The problem —
Copy every line of the records below that holds the word "PAKN".

──────── Data supplied ────────

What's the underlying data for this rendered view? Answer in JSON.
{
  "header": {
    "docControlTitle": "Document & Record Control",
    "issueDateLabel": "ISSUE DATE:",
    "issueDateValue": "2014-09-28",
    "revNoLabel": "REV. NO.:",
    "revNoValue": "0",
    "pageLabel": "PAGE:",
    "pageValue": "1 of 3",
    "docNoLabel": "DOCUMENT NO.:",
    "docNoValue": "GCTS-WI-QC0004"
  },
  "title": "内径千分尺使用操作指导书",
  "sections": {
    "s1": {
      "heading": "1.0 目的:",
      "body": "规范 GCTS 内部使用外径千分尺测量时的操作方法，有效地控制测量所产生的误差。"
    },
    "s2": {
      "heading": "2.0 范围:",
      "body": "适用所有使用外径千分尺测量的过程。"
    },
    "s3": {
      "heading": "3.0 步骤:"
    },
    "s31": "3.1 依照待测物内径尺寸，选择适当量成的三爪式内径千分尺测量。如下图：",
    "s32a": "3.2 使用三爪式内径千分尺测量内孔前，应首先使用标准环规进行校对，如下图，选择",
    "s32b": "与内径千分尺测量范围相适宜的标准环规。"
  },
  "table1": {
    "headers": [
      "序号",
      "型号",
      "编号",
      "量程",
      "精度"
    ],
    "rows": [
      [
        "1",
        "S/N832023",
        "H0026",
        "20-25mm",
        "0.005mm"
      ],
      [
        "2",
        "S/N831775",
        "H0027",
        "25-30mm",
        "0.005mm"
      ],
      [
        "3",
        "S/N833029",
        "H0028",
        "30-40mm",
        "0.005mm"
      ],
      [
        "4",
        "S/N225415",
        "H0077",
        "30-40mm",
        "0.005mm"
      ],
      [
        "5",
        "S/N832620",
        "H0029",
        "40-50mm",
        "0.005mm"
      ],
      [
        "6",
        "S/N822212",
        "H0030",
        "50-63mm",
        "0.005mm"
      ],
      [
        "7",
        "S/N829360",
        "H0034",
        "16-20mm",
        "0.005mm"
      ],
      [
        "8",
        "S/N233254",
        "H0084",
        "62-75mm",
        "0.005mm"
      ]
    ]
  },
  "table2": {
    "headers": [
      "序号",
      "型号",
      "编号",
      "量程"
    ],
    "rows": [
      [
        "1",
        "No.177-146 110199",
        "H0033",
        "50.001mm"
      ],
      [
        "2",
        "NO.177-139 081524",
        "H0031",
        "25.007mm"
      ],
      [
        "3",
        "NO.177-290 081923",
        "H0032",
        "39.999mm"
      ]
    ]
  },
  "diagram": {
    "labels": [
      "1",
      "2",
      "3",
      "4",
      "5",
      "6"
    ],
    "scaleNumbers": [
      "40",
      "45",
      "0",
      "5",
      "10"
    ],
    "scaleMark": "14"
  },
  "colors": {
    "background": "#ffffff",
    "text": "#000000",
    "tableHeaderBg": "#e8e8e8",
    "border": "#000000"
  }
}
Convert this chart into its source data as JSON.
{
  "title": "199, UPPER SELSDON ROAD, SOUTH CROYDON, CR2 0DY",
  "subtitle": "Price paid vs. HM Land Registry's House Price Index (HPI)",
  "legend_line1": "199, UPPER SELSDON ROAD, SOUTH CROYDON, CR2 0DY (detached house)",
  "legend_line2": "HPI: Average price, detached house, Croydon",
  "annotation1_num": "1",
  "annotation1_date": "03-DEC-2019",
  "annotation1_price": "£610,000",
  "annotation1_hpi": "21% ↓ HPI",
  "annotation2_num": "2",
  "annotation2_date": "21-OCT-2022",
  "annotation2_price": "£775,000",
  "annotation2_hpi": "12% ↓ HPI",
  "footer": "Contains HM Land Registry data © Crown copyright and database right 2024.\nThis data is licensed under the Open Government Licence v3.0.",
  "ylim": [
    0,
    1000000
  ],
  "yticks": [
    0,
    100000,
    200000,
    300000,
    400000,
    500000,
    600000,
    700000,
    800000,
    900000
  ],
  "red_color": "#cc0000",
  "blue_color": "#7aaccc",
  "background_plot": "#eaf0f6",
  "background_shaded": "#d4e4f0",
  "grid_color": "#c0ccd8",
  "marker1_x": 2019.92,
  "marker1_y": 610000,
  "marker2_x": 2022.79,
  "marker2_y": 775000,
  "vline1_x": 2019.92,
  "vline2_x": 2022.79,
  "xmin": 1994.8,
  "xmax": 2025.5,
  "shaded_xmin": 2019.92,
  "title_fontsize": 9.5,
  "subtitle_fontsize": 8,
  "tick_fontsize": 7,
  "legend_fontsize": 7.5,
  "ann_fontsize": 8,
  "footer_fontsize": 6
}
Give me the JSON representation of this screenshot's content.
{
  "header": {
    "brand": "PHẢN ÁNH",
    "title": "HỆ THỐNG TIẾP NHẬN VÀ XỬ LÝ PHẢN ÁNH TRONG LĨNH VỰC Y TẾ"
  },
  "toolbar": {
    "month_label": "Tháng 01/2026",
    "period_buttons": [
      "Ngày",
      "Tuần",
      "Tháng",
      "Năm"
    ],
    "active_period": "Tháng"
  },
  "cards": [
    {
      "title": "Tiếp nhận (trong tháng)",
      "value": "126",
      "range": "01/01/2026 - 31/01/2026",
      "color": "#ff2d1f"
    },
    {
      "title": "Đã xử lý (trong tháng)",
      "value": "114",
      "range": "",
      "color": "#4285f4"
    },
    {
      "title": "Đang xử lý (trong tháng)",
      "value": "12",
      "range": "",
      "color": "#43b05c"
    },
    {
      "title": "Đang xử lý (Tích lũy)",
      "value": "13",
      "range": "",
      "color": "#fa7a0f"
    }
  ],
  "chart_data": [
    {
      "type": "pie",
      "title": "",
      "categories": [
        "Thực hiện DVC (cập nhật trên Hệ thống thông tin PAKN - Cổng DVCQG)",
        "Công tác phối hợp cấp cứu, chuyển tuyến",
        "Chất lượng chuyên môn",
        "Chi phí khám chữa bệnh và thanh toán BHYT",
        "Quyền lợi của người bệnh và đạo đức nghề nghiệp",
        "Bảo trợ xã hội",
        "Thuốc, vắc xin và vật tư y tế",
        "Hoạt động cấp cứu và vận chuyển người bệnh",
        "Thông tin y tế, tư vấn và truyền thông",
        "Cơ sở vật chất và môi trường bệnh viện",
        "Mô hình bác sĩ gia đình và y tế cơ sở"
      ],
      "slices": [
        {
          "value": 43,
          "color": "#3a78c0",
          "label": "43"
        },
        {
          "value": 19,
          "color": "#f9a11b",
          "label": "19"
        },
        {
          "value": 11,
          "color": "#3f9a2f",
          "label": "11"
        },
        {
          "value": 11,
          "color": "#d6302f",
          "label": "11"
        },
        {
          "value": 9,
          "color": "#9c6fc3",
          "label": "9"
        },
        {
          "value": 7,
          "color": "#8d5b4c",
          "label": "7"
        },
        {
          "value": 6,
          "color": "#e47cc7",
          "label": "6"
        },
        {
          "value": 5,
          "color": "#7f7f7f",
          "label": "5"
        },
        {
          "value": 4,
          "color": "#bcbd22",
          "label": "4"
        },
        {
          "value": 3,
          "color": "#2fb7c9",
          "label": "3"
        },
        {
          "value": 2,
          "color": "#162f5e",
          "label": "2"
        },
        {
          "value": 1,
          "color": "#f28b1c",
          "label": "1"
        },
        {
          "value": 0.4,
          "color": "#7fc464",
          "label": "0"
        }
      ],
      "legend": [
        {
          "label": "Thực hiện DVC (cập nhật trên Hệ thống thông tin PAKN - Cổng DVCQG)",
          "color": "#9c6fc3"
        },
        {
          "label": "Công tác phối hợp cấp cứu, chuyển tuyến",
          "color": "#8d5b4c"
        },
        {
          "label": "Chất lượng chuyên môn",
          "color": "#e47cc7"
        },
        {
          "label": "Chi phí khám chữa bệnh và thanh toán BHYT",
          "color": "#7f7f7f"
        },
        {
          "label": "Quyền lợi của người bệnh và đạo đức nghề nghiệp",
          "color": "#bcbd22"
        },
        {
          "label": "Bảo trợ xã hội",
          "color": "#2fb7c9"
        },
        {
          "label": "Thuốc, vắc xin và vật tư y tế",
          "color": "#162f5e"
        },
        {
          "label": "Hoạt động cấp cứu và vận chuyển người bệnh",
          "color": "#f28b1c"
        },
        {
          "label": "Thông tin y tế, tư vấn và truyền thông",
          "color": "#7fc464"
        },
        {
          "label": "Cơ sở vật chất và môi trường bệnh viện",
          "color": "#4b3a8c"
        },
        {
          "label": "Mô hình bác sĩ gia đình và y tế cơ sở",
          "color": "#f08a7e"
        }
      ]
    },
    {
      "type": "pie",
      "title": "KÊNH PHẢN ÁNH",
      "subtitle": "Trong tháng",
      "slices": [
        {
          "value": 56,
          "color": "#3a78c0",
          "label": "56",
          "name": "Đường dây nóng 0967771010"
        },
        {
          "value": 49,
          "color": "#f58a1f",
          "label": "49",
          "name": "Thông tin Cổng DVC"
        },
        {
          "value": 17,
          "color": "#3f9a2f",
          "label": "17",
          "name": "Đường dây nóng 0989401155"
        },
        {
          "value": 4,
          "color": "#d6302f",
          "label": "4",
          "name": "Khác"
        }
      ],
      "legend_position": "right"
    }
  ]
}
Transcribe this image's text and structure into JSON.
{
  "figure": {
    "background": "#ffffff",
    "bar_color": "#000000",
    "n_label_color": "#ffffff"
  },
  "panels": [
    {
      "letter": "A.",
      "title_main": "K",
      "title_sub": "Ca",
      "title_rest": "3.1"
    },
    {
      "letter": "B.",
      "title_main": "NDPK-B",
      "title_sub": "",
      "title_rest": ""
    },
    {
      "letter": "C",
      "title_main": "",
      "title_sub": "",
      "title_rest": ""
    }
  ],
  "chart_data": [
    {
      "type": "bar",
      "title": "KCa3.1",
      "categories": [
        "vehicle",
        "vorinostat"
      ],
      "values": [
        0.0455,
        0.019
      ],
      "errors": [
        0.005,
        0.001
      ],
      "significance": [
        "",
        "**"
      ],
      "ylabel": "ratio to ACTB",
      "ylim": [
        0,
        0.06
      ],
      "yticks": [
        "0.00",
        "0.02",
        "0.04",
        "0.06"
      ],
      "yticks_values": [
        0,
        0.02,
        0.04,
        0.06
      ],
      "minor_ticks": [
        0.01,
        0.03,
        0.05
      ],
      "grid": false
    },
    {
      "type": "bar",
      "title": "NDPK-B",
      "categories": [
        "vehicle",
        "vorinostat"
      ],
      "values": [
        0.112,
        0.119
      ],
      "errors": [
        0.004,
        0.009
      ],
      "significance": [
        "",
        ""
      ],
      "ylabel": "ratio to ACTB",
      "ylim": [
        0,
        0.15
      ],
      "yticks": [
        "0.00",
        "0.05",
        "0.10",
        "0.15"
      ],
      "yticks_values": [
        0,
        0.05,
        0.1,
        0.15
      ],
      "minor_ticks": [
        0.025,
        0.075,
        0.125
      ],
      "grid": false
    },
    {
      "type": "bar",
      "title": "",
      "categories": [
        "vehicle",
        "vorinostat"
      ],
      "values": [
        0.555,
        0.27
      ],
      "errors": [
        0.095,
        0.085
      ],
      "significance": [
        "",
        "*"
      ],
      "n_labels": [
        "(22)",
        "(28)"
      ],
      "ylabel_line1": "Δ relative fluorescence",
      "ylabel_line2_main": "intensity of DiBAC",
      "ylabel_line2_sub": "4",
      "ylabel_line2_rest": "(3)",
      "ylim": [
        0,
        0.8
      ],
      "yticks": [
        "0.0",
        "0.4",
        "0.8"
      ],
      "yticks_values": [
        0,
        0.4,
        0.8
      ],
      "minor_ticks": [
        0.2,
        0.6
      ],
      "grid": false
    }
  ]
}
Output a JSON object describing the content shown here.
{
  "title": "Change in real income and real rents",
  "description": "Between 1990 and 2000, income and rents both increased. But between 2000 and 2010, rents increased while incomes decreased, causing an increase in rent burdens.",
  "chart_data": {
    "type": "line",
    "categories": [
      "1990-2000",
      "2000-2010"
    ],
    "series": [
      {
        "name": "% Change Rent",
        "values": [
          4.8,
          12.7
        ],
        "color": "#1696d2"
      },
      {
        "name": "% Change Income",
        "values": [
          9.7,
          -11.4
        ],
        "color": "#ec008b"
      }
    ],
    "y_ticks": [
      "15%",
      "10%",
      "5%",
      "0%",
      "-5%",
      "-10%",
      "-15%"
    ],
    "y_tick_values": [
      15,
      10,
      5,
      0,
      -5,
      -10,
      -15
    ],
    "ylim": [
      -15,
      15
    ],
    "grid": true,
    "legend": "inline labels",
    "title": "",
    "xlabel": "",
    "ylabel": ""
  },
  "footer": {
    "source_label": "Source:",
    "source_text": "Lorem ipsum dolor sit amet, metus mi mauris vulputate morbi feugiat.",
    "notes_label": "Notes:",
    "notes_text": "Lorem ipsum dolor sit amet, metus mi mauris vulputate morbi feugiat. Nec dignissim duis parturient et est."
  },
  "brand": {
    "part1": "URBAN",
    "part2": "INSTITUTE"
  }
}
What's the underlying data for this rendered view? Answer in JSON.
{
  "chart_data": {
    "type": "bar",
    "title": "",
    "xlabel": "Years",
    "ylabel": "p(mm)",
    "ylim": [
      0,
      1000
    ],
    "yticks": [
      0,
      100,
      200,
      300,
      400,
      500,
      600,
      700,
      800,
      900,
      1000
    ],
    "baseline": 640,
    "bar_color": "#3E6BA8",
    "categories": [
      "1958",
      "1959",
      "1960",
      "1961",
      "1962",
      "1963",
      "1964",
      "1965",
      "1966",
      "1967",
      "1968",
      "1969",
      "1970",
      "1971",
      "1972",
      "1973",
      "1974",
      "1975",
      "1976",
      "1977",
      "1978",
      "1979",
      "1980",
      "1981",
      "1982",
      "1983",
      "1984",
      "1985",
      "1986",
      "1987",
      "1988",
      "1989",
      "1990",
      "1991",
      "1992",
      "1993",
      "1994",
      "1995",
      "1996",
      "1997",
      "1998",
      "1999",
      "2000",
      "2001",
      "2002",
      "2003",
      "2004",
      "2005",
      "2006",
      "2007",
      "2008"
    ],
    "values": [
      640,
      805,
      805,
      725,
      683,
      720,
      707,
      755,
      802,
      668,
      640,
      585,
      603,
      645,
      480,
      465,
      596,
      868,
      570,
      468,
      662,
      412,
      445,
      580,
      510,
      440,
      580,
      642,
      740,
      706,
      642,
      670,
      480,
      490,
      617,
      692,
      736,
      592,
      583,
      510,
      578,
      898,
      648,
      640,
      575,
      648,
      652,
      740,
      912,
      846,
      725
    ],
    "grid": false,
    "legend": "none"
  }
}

────────

Response —
        "Thực hiện DVC (cập nhật trên Hệ thống thông tin PAKN - Cổng DVCQG)",
          "label": "Thực hiện DVC (cập nhật trên Hệ thống thông tin PAKN - Cổng DVCQG)",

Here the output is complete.